##### Stored rows #####

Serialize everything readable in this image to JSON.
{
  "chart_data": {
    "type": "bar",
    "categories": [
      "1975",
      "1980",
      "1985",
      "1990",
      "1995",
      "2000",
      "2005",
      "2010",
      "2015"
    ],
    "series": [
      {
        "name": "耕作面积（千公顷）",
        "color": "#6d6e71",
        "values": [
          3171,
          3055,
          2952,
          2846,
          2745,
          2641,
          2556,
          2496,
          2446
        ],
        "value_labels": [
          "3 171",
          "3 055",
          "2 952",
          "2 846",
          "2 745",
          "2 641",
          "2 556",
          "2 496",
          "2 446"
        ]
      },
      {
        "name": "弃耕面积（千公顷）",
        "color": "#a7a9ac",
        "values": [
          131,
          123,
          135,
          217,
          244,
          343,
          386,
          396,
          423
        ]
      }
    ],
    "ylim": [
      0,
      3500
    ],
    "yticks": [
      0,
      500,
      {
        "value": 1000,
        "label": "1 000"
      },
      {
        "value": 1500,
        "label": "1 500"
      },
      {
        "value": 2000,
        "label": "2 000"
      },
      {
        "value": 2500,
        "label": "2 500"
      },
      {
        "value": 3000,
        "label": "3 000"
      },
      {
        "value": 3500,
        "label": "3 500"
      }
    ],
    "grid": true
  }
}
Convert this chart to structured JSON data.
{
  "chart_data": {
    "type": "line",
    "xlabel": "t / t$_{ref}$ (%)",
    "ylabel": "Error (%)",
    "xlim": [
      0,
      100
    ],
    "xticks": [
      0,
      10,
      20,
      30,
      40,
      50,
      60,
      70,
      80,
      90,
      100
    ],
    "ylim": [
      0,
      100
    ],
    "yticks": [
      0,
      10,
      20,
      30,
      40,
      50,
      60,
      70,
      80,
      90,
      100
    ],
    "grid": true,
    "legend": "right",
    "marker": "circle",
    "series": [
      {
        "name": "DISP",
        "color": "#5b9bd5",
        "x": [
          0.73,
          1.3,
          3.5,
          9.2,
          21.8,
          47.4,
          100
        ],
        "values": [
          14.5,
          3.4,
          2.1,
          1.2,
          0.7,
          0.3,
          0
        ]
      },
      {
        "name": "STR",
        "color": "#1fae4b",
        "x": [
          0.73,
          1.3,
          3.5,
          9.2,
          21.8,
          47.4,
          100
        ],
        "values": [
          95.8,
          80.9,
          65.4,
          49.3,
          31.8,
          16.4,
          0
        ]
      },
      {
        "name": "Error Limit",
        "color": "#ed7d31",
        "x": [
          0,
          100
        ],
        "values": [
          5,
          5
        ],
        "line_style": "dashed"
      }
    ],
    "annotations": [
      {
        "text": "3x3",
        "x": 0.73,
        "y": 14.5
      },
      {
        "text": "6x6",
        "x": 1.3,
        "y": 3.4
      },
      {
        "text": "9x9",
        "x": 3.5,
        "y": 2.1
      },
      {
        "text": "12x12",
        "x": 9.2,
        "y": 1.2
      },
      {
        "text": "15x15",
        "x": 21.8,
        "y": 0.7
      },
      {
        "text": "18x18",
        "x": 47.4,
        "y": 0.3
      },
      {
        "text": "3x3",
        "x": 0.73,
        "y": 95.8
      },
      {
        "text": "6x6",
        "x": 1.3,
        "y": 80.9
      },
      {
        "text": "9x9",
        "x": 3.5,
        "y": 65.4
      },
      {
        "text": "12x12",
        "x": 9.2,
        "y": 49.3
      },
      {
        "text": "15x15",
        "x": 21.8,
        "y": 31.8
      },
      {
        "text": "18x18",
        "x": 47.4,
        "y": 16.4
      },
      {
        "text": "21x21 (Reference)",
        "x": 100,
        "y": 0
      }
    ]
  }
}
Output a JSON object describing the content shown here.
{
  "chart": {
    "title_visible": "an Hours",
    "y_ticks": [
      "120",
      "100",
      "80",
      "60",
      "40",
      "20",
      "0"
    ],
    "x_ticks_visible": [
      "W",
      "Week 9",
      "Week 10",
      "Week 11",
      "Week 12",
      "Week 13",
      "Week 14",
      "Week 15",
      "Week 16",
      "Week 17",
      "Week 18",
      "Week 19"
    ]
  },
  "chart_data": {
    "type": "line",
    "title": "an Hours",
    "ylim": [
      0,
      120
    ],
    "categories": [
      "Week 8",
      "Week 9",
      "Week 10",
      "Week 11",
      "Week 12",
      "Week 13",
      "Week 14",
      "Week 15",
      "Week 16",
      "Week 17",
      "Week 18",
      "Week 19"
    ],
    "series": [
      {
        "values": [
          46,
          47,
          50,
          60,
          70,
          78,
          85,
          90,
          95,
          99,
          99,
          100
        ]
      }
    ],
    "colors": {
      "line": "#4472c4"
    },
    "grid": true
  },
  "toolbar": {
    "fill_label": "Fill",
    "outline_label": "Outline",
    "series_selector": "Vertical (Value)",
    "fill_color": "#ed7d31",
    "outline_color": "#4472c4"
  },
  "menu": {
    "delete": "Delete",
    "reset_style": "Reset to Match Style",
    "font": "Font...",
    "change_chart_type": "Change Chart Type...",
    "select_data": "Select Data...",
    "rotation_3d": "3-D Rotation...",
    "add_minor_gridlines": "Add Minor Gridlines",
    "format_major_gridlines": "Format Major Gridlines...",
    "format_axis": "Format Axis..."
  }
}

#####

Repeat the material from above exactly, word for word.

■ **Task response**
Serialize everything readable in this image to JSON.
{
  "chart_data": {
    "type": "bar",
    "categories": [
      "1975",
      "1980",
      "1985",
      "1990",
      "1995",
      "2000",
      "2005",
      "2010",
      "2015"
    ],
    "series": [
      {
        "name": "耕作面积（千公顷）",
        "color": "#6d6e71",
        "values": [
          3171,
          3055,
          2952,
          2846,
          2745,
          2641,
          2556,
          2496,
          2446
        ],
        "value_labels": [
          "3 171",
          "3 055",
          "2 952",
          "2 846",
          "2 745",
          "2 641",
          "2 556",
          "2 496",
          "2 446"
        ]
      },
      {
        "name": "弃耕面积（千公顷）",
        "color": "#a7a9ac",
        "values": [
          131,
          123,
          135,
          217,
          244,
          343,
          386,
          396,
          423
        ]
      }
    ],
    "ylim": [
      0,
      3500
    ],
    "yticks": [
      0,
      500,
      {
        "value": 1000,
        "label": "1 000"
      },
      {
        "value": 1500,
        "label": "1 500"
      },
      {
        "value": 2000,
        "label": "2 000"
      },
      {
        "value": 2500,
        "label": "2 500"
      },
      {
        "value": 3000,
        "label": "3 000"
      },
      {
        "value": 3500,
        "label": "3 500"
      }
    ],
    "grid": true
  }
}
Convert this chart to structured JSON data.
{
  "chart_data": {
    "type": "line",
    "xlabel": "t / t$_{ref}$ (%)",
    "ylabel": "Error (%)",
    "xlim": [
      0,
      100
    ],
    "xticks": [
      0,
      10,
      20,
      30,
      40,
      50,
      60,
      70,
      80,
      90,
      100
    ],
    "ylim": [
      0,
      100
    ],
    "yticks": [
      0,
      10,
      20,
      30,
      40,
      50,
      60,
      70,
      80,
      90,
      100
    ],
    "grid": true,
    "legend": "right",
    "marker": "circle",
    "series": [
      {
        "name": "DISP",
        "color": "#5b9bd5",
        "x": [
          0.73,
          1.3,
          3.5,
          9.2,
          21.8,
          47.4,
          100
        ],
        "values": [
          14.5,
          3.4,
          2.1,
          1.2,
          0.7,
          0.3,
          0
        ]
      },
      {
        "name": "STR",
        "color": "#1fae4b",
        "x": [
          0.73,
          1.3,
          3.5,
          9.2,
          21.8,
          47.4,
          100
        ],
        "values": [
          95.8,
          80.9,
          65.4,
          49.3,
          31.8,
          16.4,
          0
        ]
      },
      {
        "name": "Error Limit",
        "color": "#ed7d31",
        "x": [
          0,
          100
        ],
        "values": [
          5,
          5
        ],
        "line_style": "dashed"
      }
    ],
    "annotations": [
      {
        "text": "3x3",
        "x": 0.73,
        "y": 14.5
      },
      {
        "text": "6x6",
        "x": 1.3,
        "y": 3.4
      },
      {
        "text": "9x9",
        "x": 3.5,
        "y": 2.1
      },
      {
        "text": "12x12",
        "x": 9.2,
        "y": 1.2
      },
      {
        "text": "15x15",
        "x": 21.8,
        "y": 0.7
      },
      {
        "text": "18x18",
        "x": 47.4,
        "y": 0.3
      },
      {
        "text": "3x3",
        "x": 0.73,
        "y": 95.8
      },
      {
        "text": "6x6",
        "x": 1.3,
        "y": 80.9
      },
      {
        "text": "9x9",
        "x": 3.5,
        "y": 65.4
      },
      {
        "text": "12x12",
        "x": 9.2,
        "y": 49.3
      },
      {
        "text": "15x15",
        "x": 21.8,
        "y": 31.8
      },
      {
        "text": "18x18",
        "x": 47.4,
        "y": 16.4
      },
      {
        "text": "21x21 (Reference)",
        "x": 100,
        "y": 0
      }
    ]
  }
}
Output a JSON object describing the content shown here.
{
  "chart": {
    "title_visible": "an Hours",
    "y_ticks": [
      "120",
      "100",
      "80",
      "60",
      "40",
      "20",
      "0"
    ],
    "x_ticks_visible": [
      "W",
      "Week 9",
      "Week 10",
      "Week 11",
      "Week 12",
      "Week 13",
      "Week 14",
      "Week 15",
      "Week 16",
      "Week 17",
      "Week 18",
      "Week 19"
    ]
  },
  "chart_data": {
    "type": "line",
    "title": "an Hours",
    "ylim": [
      0,
      120
    ],
    "categories": [
      "Week 8",
      "Week 9",
      "Week 10",
      "Week 11",
      "Week 12",
      "Week 13",
      "Week 14",
      "Week 15",
      "Week 16",
      "Week 17",
      "Week 18",
      "Week 19"
    ],
    "series": [
      {
        "values": [
          46,
          47,
          50,
          60,
          70,
          78,
          85,
          90,
          95,
          99,
          99,
          100
        ]
      }
    ],
    "colors": {
      "line": "#4472c4"
    },
    "grid": true
  },
  "toolbar": {
    "fill_label": "Fill",
    "outline_label": "Outline",
    "series_selector": "Vertical (Value)",
    "fill_color": "#ed7d31",
    "outline_color": "#4472c4"
  },
  "menu": {
    "delete": "Delete",
    "reset_style": "Reset to Match Style",
    "font": "Font...",
    "change_chart_type": "Change Chart Type...",
    "select_data": "Select Data...",
    "rotation_3d": "3-D Rotation...",
    "add_minor_gridlines": "Add Minor Gridlines",
    "format_major_gridlines": "Format Major Gridlines...",
    "format_axis": "Format Axis..."
  }
}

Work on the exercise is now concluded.